## Element and coordinate records
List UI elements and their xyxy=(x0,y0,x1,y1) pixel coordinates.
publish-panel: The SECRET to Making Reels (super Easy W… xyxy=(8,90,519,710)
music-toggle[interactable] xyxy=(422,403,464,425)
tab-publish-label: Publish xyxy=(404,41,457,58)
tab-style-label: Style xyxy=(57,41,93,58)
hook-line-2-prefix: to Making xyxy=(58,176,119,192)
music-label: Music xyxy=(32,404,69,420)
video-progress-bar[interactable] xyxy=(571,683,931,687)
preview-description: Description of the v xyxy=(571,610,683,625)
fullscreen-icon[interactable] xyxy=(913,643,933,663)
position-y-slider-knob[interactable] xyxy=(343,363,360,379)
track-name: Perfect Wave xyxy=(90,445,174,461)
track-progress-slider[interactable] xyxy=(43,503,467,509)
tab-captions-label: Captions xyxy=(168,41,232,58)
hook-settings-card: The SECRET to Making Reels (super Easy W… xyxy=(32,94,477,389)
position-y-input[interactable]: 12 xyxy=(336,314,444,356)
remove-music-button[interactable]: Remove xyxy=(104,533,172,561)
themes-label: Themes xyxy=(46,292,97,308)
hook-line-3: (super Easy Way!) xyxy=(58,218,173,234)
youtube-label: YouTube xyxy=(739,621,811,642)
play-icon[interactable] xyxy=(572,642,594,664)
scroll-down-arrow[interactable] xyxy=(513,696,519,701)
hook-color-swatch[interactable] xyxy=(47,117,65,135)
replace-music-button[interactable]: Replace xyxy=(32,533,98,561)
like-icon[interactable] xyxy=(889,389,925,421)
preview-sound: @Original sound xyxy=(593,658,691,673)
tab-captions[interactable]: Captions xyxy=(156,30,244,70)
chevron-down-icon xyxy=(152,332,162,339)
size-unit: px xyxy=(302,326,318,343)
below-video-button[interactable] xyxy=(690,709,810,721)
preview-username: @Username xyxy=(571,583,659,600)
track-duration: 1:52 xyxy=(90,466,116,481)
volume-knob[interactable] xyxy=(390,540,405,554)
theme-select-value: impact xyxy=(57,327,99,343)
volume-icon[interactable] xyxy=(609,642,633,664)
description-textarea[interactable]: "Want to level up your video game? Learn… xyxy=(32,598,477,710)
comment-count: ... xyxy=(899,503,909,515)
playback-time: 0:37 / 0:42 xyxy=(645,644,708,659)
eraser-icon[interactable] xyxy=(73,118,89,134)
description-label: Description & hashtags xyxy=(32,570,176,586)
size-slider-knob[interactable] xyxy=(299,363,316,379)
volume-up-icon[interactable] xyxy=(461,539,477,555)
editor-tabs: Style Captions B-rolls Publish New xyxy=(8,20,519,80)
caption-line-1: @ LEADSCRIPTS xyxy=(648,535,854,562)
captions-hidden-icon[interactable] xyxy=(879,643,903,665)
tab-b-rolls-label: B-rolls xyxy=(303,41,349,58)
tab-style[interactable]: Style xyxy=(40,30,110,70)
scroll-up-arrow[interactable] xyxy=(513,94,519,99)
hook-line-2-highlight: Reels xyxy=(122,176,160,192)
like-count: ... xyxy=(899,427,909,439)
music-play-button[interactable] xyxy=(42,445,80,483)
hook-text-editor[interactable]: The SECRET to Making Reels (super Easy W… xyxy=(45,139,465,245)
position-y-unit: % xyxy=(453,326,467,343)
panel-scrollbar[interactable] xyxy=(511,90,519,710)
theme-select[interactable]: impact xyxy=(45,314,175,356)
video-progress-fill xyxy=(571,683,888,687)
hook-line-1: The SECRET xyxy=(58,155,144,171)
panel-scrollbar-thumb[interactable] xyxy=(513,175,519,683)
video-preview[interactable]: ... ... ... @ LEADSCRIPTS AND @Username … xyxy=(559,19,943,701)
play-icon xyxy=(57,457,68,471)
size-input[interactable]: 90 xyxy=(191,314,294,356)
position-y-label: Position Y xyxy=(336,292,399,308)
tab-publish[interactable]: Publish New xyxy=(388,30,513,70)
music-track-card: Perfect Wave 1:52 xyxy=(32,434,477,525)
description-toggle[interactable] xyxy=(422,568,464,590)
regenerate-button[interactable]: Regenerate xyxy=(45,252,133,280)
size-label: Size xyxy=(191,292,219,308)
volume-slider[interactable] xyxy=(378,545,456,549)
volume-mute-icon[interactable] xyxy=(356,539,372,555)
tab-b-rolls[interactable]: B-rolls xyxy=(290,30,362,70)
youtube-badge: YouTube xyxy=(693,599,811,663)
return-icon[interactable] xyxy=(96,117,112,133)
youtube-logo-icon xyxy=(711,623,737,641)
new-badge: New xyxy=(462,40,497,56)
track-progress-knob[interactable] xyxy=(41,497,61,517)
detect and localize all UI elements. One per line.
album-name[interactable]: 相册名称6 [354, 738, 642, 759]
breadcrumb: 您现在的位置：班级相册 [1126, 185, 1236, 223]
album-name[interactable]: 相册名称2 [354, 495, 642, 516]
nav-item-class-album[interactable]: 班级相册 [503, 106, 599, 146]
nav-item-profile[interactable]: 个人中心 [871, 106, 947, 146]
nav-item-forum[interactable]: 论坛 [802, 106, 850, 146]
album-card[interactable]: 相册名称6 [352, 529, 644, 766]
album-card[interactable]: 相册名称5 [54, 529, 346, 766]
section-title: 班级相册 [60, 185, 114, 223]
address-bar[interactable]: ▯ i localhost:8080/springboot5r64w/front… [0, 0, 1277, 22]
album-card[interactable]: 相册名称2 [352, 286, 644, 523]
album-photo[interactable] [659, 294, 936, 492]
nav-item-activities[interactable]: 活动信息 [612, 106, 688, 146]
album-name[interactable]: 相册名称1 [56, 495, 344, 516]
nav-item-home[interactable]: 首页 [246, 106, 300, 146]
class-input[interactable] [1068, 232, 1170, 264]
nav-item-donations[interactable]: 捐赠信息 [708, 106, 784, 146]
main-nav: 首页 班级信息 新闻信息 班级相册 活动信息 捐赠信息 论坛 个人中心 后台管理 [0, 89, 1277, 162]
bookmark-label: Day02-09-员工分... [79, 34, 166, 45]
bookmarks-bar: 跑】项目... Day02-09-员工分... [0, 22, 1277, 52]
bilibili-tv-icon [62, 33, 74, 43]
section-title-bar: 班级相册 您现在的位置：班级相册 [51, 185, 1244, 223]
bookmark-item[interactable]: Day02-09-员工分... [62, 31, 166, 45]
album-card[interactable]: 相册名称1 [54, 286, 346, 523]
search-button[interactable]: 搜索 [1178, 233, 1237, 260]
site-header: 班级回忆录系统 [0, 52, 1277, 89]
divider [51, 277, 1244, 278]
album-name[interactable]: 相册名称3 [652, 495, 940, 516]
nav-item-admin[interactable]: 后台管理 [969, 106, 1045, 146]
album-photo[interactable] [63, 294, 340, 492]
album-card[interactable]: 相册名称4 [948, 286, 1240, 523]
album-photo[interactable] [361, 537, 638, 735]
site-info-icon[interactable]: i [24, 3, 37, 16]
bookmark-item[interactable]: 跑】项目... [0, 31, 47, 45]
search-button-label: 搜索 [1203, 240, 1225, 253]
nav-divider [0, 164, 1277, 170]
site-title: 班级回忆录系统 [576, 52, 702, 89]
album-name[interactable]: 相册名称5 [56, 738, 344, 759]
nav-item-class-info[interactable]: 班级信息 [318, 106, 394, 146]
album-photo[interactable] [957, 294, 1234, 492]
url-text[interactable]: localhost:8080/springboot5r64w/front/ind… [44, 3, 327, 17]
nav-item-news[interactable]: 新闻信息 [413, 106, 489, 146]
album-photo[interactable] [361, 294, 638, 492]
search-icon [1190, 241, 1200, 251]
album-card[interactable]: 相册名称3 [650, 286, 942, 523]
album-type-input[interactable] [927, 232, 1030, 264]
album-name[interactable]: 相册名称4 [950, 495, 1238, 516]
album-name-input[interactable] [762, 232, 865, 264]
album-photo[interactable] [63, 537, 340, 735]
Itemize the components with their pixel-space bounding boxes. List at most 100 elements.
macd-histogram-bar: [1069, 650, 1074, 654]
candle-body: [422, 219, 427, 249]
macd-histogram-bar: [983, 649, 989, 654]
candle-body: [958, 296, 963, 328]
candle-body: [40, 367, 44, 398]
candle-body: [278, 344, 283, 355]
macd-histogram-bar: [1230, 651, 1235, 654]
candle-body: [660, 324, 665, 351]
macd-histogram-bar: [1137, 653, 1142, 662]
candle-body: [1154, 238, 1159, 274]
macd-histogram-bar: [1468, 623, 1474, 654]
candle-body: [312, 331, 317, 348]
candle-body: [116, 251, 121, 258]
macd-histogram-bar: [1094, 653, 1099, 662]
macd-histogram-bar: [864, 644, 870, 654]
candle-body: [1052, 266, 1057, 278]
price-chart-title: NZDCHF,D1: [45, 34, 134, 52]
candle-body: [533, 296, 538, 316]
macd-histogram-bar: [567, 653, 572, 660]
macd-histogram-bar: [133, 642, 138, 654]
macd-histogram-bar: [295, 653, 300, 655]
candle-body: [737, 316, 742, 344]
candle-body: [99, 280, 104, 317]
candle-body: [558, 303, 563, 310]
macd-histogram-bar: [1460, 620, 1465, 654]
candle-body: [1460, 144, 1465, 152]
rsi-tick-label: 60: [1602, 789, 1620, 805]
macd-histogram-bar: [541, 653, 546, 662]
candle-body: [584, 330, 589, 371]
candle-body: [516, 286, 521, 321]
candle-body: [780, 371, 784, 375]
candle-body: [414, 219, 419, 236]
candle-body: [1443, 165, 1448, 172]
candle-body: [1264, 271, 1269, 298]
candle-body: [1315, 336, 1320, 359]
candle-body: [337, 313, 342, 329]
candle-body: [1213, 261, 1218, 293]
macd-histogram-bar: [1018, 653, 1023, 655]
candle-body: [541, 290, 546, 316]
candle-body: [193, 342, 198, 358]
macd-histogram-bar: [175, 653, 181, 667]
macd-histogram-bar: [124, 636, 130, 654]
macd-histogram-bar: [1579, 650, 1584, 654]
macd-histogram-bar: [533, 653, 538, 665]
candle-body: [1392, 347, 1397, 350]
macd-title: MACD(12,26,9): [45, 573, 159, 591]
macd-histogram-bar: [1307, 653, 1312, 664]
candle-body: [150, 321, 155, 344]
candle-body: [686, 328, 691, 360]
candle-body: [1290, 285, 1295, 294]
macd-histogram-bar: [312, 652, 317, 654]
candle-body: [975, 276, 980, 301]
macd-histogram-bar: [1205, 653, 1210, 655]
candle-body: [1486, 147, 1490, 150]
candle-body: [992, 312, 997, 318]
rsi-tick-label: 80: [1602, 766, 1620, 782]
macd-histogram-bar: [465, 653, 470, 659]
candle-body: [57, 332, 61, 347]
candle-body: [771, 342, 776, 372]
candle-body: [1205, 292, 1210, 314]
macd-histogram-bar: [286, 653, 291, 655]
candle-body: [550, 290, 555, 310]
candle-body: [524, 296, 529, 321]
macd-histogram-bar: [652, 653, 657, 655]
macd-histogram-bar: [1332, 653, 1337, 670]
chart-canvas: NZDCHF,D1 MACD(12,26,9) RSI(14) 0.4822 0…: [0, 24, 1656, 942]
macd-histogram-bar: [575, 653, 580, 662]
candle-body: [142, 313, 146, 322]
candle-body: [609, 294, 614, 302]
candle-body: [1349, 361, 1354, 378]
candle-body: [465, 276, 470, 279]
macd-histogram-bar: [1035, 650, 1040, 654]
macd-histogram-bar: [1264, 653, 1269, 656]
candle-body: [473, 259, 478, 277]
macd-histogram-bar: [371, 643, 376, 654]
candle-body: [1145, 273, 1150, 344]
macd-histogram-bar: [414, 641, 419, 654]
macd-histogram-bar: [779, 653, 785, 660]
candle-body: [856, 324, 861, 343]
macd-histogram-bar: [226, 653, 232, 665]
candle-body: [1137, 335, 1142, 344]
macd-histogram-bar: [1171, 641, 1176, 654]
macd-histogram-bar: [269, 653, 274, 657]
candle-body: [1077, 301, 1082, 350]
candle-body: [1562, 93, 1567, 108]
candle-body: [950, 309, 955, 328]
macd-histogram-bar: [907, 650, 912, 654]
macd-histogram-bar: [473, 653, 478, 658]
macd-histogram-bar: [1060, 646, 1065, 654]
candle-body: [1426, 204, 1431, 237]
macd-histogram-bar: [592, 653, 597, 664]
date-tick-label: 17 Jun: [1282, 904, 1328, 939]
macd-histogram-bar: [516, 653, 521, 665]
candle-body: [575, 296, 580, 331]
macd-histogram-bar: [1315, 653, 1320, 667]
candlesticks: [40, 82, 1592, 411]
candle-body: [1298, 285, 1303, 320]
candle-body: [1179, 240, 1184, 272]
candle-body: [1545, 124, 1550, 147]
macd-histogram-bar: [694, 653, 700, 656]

## TASK PROMPT
Recast the records above, from their first line through the line containing "track-name: Perfect Wave", as a JSON list of strings with one string per line and no blank lines.

## COMPLETED EXERCISE
[
  "List UI elements and their xyxy=(x0,y0,x1,y1) pixel coordinates.",
  "publish-panel: The SECRET to Making Reels (super Easy W… xyxy=(8,90,519,710)",
  "music-toggle[interactable] xyxy=(422,403,464,425)",
  "tab-publish-label: Publish xyxy=(404,41,457,58)",
  "tab-style-label: Style xyxy=(57,41,93,58)",
  "hook-line-2-prefix: to Making xyxy=(58,176,119,192)",
  "music-label: Music xyxy=(32,404,69,420)",
  "video-progress-bar[interactable] xyxy=(571,683,931,687)",
  "preview-description: Description of the v xyxy=(571,610,683,625)",
  "fullscreen-icon[interactable] xyxy=(913,643,933,663)",
  "position-y-slider-knob[interactable] xyxy=(343,363,360,379)",
  "track-name: Perfect Wave xyxy=(90,445,174,461)"
]